**Task:**
Pull every line with the word "from" out of the entries below.

[Begin Task material]

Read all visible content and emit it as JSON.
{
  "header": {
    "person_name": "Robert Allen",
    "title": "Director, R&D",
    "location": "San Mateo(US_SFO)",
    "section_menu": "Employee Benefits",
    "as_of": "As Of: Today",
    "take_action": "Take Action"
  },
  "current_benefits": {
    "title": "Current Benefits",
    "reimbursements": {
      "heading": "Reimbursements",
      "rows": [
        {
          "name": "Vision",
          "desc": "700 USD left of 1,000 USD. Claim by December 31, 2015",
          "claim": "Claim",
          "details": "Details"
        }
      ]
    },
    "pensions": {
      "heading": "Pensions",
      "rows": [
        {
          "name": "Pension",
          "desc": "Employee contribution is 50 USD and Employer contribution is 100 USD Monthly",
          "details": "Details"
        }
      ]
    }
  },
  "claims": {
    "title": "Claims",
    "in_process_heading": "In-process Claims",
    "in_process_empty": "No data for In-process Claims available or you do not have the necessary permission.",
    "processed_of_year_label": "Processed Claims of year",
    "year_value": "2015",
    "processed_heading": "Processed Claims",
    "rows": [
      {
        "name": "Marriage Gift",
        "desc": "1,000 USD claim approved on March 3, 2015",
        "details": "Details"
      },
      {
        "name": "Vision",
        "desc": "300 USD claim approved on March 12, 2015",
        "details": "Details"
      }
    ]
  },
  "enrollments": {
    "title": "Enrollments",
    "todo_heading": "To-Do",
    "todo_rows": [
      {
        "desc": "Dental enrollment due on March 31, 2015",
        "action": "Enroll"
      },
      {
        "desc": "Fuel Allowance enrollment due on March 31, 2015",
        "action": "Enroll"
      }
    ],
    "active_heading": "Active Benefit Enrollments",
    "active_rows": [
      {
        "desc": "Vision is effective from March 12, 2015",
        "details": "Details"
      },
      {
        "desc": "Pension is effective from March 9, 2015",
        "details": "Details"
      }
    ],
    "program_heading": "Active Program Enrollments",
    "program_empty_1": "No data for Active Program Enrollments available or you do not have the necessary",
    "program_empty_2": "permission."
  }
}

[End Task material]

**Finished exercise:**
        "desc": "Vision is effective from March 12, 2015",
        "desc": "Pension is effective from March 9, 2015",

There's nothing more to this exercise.